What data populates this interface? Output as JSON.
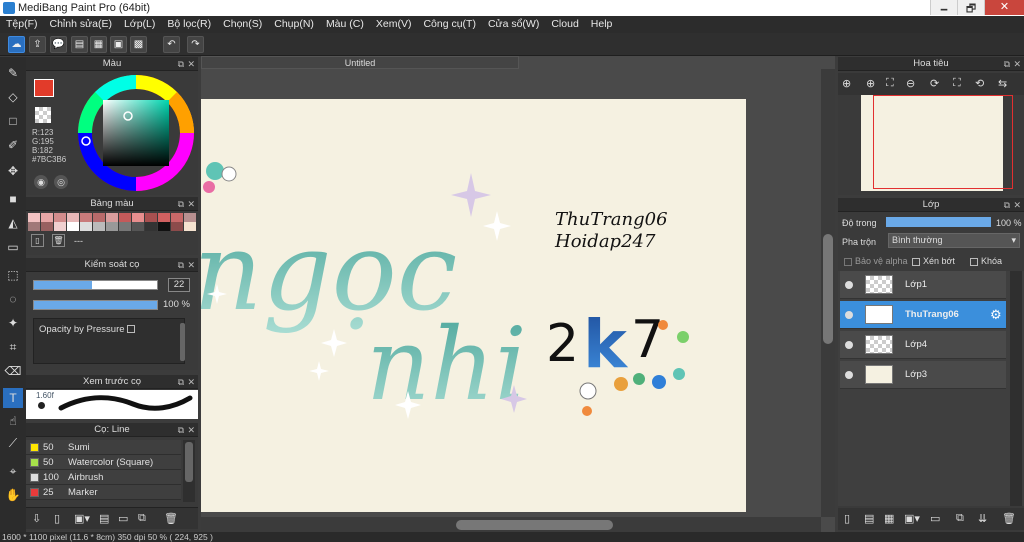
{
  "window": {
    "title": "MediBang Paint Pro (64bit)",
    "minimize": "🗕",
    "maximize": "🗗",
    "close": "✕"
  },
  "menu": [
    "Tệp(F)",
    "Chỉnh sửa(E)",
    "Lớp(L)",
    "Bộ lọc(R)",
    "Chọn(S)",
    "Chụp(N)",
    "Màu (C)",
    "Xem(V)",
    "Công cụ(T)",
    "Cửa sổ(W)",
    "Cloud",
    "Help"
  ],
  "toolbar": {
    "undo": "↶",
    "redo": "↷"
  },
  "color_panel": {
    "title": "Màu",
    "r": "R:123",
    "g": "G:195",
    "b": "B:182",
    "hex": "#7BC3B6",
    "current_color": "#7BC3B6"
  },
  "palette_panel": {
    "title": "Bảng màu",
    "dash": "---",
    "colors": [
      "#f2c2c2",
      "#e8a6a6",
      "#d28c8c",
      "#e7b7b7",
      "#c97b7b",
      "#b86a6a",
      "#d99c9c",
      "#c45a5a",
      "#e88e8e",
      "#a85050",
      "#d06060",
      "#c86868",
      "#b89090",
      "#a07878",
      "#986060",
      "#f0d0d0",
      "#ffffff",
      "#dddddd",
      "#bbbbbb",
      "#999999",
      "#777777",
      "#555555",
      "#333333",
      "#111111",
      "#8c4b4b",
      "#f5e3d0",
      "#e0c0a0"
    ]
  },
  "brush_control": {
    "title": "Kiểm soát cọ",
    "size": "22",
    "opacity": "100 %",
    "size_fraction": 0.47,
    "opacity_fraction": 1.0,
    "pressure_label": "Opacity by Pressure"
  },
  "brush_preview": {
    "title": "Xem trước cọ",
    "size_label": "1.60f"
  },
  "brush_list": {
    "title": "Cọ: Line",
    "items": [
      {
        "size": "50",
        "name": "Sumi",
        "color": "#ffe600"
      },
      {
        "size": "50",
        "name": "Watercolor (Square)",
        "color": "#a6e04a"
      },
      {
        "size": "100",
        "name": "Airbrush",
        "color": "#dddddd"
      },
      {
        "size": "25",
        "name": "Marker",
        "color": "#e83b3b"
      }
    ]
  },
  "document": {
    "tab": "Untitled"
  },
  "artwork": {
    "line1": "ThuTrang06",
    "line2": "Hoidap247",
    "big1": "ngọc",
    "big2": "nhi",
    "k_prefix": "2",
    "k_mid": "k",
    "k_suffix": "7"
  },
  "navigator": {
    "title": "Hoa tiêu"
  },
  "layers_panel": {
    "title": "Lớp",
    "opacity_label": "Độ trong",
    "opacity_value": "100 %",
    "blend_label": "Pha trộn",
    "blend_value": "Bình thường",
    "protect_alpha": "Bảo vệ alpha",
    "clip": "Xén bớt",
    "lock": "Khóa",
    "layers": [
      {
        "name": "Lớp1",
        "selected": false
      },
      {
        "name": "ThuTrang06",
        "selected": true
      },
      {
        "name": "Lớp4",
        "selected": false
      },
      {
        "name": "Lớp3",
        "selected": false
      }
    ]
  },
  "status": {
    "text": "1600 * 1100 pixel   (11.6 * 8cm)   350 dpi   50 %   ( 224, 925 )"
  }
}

..............................

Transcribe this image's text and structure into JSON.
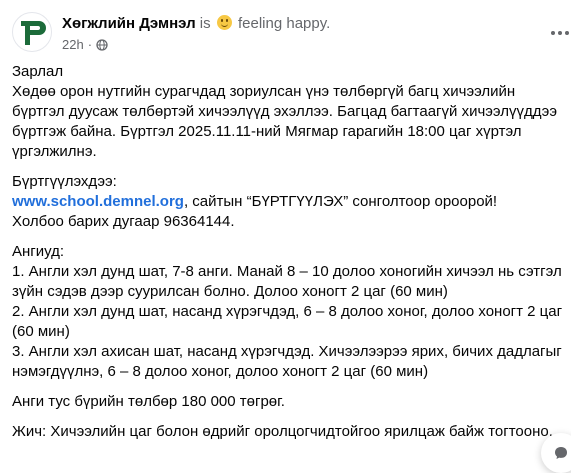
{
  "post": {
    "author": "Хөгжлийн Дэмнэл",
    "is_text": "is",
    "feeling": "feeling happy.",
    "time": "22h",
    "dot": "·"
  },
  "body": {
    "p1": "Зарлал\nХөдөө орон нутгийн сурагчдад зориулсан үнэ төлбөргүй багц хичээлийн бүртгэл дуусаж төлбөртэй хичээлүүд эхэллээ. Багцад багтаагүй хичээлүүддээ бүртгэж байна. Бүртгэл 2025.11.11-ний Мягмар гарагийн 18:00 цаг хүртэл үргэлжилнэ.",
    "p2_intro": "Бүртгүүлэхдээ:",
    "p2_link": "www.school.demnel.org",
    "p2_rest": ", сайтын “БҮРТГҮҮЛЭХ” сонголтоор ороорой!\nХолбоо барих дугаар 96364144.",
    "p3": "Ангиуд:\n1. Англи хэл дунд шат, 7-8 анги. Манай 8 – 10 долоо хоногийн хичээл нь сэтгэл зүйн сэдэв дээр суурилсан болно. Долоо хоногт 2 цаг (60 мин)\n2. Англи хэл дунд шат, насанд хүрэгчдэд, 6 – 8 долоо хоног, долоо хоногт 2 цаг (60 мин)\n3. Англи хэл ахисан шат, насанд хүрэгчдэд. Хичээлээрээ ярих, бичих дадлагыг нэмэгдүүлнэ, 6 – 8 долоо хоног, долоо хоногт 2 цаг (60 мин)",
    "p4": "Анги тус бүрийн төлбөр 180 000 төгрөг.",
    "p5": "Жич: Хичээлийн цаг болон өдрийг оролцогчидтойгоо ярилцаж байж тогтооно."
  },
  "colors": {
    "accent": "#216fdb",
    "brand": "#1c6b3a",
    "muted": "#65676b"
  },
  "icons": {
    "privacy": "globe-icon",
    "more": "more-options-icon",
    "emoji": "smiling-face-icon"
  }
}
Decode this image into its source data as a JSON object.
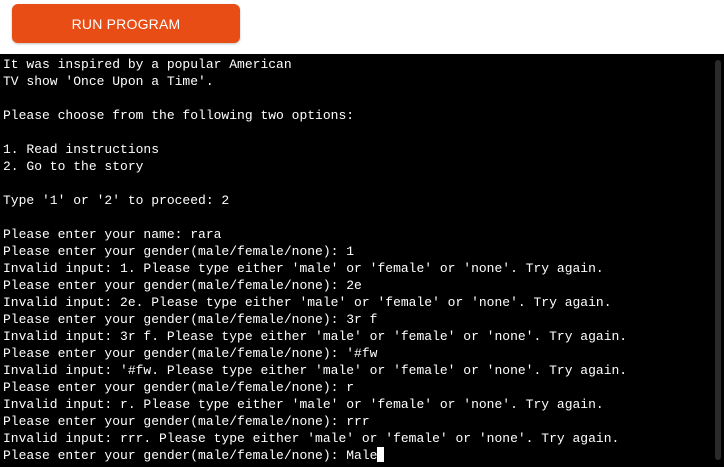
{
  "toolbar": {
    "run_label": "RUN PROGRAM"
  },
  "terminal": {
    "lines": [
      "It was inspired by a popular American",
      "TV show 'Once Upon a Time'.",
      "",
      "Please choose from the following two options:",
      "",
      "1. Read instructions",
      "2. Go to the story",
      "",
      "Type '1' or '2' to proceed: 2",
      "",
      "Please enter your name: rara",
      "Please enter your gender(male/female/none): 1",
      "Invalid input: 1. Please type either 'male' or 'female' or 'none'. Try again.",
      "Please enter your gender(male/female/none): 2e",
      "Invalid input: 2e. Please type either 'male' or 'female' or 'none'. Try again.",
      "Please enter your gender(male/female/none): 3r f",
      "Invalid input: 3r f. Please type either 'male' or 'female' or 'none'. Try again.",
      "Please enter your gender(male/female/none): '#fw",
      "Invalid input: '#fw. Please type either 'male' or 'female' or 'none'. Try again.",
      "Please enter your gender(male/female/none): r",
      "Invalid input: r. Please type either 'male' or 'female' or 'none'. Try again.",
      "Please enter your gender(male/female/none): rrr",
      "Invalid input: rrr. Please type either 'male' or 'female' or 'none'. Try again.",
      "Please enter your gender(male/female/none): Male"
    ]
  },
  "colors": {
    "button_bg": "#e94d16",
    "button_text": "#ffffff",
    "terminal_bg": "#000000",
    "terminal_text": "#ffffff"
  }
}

..............................

Return every line holding the word "data" from the records.

What data populates this interface? Output as JSON.
Decode this image into its source data as a JSON object.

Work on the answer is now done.